▶ Stated problem: Filter the entries below, keeping only lines with the word "legend".

——

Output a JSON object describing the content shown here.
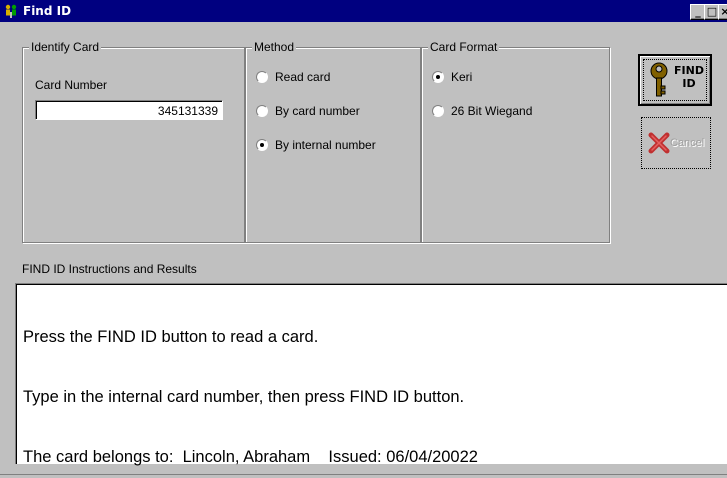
{
  "window": {
    "title": "Find ID",
    "minimize_glyph": "_",
    "maximize_glyph": "□",
    "close_glyph": "×"
  },
  "identify_card": {
    "legend": "Identify Card",
    "card_number_label": "Card Number",
    "card_number_value": "345131339"
  },
  "method": {
    "legend": "Method",
    "options": [
      {
        "label": "Read card",
        "selected": false
      },
      {
        "label": "By card number",
        "selected": false
      },
      {
        "label": "By internal number",
        "selected": true
      }
    ]
  },
  "card_format": {
    "legend": "Card Format",
    "options": [
      {
        "label": "Keri",
        "selected": true
      },
      {
        "label": "26 Bit Wiegand",
        "selected": false
      }
    ]
  },
  "actions": {
    "find_id_line1": "FIND",
    "find_id_line2": "ID",
    "find_icon": "key-icon",
    "cancel_label": "Cancel",
    "cancel_icon": "red-x-icon",
    "cancel_enabled": false
  },
  "results": {
    "label": "FIND ID Instructions and Results",
    "lines": [
      "Press the FIND ID button to read a card.",
      "Type in the internal card number, then press FIND ID button.",
      "The card belongs to:  Lincoln, Abraham    Issued: 06/04/20022"
    ]
  },
  "colors": {
    "titlebar": "#000080",
    "face": "#c0c0c0",
    "cancel_x": "#c00000",
    "key": "#806000"
  }
}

——

▶ Solution to this problem:
    "legend": "Identify Card",
    "legend": "Method",
    "legend": "Card Format",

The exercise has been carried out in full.